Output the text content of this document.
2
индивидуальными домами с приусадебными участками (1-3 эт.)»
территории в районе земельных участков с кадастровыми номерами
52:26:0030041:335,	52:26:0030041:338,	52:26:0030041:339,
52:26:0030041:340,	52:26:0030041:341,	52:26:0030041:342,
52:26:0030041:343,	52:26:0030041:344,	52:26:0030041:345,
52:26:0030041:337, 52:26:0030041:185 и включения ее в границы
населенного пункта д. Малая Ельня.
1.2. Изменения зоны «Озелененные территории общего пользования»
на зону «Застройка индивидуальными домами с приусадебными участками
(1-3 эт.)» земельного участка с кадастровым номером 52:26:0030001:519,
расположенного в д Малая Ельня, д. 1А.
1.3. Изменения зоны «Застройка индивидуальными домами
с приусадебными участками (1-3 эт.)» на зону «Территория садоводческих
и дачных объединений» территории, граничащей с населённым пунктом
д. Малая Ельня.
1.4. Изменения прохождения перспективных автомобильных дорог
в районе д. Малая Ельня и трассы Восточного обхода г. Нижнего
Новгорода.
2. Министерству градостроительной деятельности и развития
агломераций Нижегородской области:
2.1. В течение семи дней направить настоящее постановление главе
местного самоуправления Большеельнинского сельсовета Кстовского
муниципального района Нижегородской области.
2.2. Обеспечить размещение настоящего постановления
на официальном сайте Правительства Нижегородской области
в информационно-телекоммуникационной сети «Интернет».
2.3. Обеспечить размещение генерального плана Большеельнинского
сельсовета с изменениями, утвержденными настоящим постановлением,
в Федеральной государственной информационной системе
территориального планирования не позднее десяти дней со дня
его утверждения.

◆ ◆ ◆ ◆ ◆ ◆ ◆

# Written exercise
Copy all the lines, exactly.

# Complete output
Output the text content of this document.
2
индивидуальными домами с приусадебными участками (1-3 эт.)»
территории в районе земельных участков с кадастровыми номерами
52:26:0030041:335,	52:26:0030041:338,	52:26:0030041:339,
52:26:0030041:340,	52:26:0030041:341,	52:26:0030041:342,
52:26:0030041:343,	52:26:0030041:344,	52:26:0030041:345,
52:26:0030041:337, 52:26:0030041:185 и включения ее в границы
населенного пункта д. Малая Ельня.
1.2. Изменения зоны «Озелененные территории общего пользования»
на зону «Застройка индивидуальными домами с приусадебными участками
(1-3 эт.)» земельного участка с кадастровым номером 52:26:0030001:519,
расположенного в д Малая Ельня, д. 1А.
1.3. Изменения зоны «Застройка индивидуальными домами
с приусадебными участками (1-3 эт.)» на зону «Территория садоводческих
и дачных объединений» территории, граничащей с населённым пунктом
д. Малая Ельня.
1.4. Изменения прохождения перспективных автомобильных дорог
в районе д. Малая Ельня и трассы Восточного обхода г. Нижнего
Новгорода.
2. Министерству градостроительной деятельности и развития
агломераций Нижегородской области:
2.1. В течение семи дней направить настоящее постановление главе
местного самоуправления Большеельнинского сельсовета Кстовского
муниципального района Нижегородской области.
2.2. Обеспечить размещение настоящего постановления
на официальном сайте Правительства Нижегородской области
в информационно-телекоммуникационной сети «Интернет».
2.3. Обеспечить размещение генерального плана Большеельнинского
сельсовета с изменениями, утвержденными настоящим постановлением,
в Федеральной государственной информационной системе
территориального планирования не позднее десяти дней со дня
его утверждения.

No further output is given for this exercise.